__Supplied material__
____
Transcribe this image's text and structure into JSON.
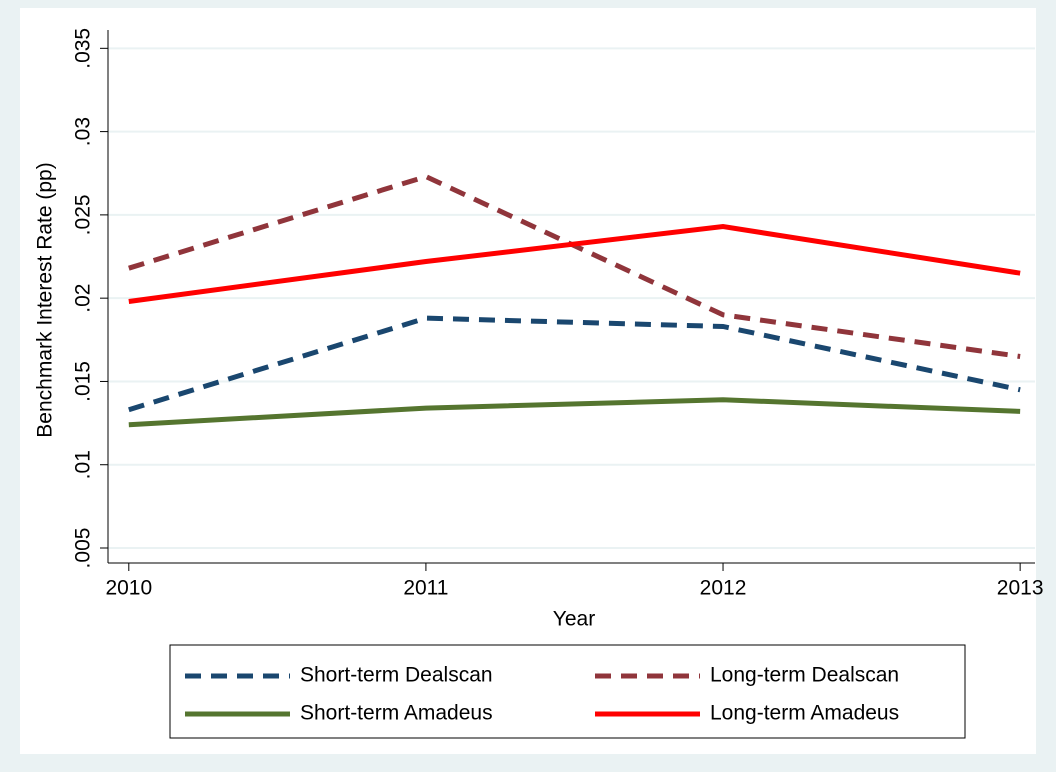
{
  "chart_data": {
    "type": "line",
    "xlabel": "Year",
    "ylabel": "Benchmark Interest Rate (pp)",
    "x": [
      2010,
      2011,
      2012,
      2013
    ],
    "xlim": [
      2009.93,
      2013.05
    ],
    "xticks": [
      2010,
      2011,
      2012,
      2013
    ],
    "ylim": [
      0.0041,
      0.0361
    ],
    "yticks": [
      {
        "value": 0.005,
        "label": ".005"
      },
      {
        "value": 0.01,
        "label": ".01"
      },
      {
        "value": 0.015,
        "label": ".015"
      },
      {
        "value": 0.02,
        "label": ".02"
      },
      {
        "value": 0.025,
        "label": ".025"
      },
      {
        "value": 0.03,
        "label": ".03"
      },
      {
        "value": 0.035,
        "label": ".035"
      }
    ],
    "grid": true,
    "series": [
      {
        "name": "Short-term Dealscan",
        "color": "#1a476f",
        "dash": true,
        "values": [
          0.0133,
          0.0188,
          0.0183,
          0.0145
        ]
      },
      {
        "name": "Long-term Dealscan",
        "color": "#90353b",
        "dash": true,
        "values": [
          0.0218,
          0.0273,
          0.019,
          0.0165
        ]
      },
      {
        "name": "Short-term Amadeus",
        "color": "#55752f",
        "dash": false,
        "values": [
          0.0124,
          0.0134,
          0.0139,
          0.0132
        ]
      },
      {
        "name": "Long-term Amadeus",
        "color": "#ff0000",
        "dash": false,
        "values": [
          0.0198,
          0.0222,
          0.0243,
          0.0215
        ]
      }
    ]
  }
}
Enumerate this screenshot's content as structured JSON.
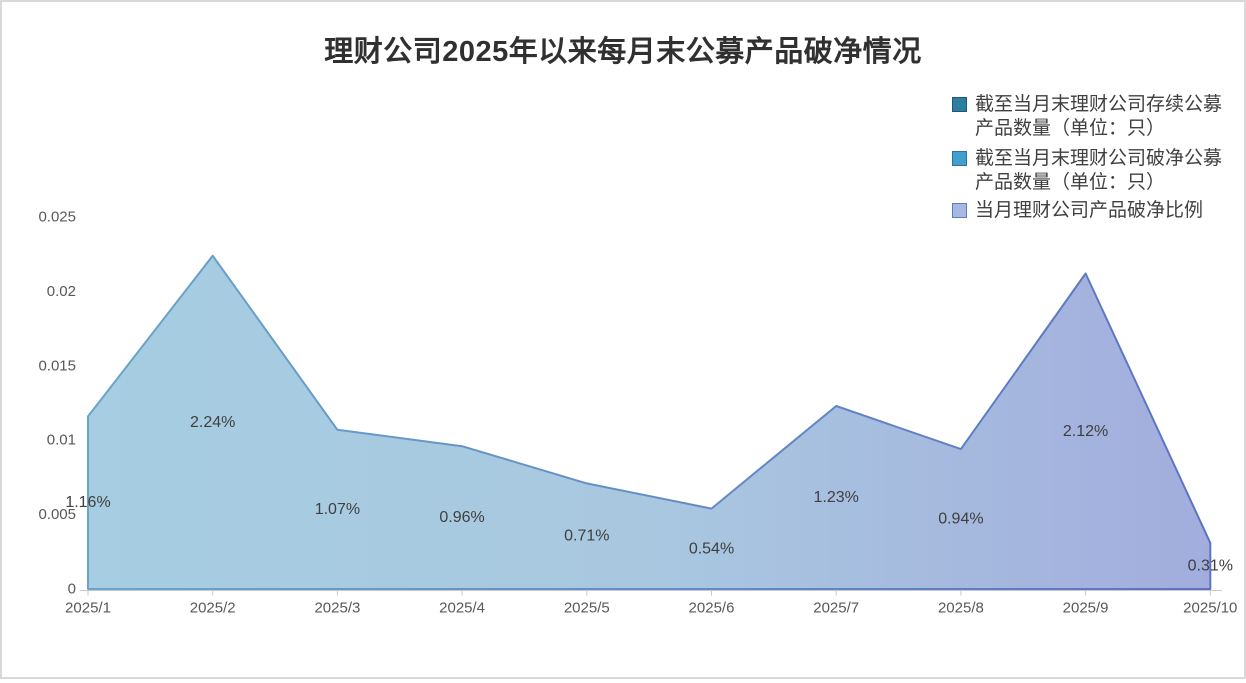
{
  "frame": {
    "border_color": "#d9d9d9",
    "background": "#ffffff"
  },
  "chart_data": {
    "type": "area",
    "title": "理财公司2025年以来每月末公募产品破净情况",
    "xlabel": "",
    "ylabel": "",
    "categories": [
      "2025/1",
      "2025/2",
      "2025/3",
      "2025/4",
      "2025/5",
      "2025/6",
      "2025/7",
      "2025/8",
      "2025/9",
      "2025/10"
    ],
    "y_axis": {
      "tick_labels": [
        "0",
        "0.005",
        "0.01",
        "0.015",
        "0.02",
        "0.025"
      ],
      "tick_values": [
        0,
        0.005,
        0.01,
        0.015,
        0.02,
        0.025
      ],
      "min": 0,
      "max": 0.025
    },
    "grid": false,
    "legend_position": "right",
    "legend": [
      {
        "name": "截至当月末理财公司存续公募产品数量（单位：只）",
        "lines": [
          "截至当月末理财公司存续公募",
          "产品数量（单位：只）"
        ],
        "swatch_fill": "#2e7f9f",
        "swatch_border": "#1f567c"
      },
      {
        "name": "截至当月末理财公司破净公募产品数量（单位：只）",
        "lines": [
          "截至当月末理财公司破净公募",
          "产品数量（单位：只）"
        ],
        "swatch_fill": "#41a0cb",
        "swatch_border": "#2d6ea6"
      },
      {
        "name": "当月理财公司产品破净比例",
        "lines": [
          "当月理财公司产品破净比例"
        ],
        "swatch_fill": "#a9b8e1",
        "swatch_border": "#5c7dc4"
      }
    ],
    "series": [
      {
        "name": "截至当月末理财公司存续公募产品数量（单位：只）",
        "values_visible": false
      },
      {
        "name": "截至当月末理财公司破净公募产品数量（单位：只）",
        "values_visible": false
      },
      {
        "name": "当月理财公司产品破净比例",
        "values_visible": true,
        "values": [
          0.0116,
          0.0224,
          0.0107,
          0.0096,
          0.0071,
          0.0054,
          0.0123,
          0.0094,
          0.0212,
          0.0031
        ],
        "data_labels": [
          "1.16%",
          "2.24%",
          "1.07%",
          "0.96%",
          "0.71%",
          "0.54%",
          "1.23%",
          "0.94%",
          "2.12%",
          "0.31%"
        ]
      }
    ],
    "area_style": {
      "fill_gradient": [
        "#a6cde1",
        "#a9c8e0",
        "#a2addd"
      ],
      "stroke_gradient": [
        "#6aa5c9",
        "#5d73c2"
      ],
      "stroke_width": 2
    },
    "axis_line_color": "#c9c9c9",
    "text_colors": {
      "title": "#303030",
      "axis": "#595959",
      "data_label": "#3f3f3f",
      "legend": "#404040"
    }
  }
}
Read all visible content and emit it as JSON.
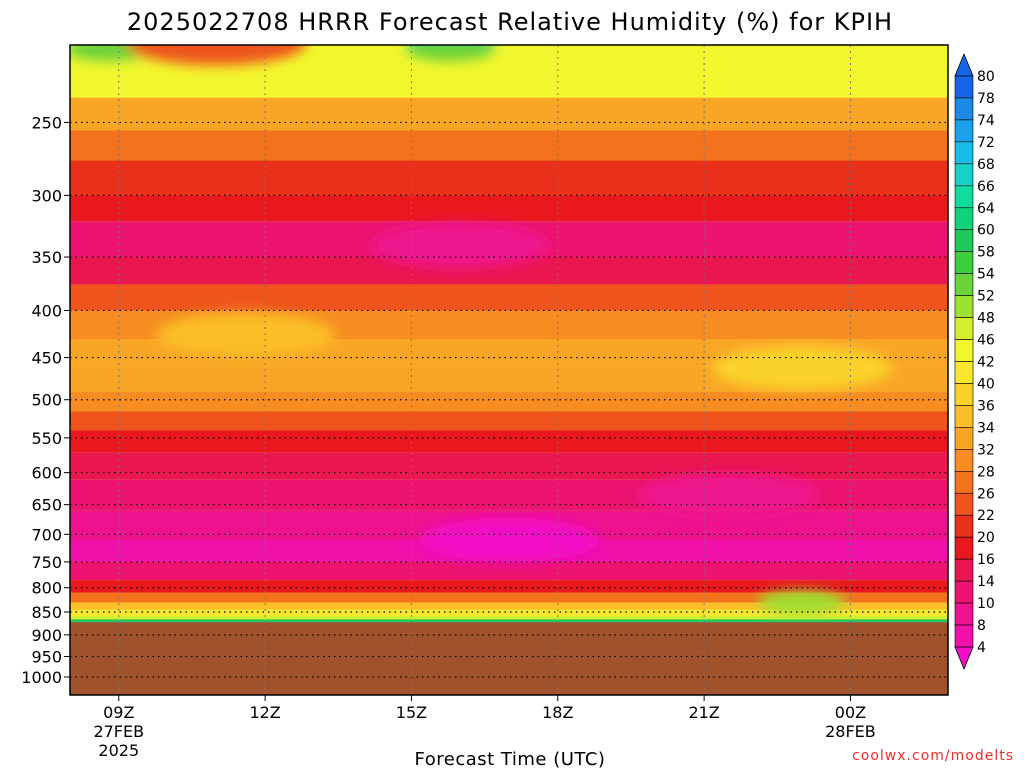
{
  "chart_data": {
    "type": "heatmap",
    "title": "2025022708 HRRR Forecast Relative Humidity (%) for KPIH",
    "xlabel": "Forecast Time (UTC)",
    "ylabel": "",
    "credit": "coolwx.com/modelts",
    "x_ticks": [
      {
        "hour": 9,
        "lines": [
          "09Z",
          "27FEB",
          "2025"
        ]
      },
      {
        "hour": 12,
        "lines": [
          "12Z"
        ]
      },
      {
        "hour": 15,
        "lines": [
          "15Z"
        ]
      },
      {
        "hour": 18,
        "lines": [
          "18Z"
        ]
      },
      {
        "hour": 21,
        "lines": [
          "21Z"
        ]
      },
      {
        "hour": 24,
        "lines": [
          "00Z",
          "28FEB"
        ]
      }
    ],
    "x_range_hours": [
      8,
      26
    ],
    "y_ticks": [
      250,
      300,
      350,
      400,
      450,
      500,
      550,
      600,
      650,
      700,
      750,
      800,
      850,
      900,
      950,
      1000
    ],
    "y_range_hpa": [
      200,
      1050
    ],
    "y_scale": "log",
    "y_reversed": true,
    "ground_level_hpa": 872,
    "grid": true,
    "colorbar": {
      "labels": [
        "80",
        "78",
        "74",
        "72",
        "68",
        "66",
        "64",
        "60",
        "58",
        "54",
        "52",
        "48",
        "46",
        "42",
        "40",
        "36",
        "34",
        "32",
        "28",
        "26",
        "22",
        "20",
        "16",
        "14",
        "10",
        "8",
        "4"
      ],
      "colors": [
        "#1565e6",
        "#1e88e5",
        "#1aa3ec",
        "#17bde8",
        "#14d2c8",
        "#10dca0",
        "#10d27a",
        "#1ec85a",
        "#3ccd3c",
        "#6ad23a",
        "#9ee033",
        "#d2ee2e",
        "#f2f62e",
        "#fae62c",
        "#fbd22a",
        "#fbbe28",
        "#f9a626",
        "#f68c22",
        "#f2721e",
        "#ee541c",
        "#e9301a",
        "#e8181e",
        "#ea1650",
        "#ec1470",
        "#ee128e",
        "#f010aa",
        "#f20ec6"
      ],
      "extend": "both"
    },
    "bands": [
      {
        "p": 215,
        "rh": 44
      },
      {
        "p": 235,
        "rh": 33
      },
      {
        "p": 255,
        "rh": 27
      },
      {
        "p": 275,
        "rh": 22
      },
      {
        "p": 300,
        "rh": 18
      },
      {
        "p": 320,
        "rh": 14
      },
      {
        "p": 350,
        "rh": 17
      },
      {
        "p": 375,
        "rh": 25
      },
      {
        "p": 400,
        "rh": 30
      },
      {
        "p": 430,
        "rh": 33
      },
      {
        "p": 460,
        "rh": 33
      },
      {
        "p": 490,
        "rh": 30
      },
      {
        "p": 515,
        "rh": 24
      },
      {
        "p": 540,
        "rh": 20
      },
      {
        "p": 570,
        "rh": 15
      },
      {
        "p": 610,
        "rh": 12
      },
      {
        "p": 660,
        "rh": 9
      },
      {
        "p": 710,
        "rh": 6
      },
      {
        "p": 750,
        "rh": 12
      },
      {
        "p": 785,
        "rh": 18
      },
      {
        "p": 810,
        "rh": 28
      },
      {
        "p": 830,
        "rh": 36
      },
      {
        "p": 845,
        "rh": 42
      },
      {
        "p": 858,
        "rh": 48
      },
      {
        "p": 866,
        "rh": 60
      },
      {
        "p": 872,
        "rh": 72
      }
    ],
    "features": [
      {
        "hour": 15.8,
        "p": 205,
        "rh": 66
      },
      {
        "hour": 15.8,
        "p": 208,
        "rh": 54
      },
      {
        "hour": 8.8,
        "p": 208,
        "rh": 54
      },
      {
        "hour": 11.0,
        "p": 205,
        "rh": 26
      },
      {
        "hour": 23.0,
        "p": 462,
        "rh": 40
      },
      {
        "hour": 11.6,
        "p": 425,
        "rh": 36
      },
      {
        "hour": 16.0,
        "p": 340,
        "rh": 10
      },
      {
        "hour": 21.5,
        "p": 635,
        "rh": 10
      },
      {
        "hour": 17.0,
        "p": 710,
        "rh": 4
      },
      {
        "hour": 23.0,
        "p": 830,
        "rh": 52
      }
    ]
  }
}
____
__Problem details__
Track down every line of the material containing the string "Forecast", and copy it.

__Response__
    "title": "2025022708 HRRR Forecast Relative Humidity (%) for KPIH",
    "xlabel": "Forecast Time (UTC)",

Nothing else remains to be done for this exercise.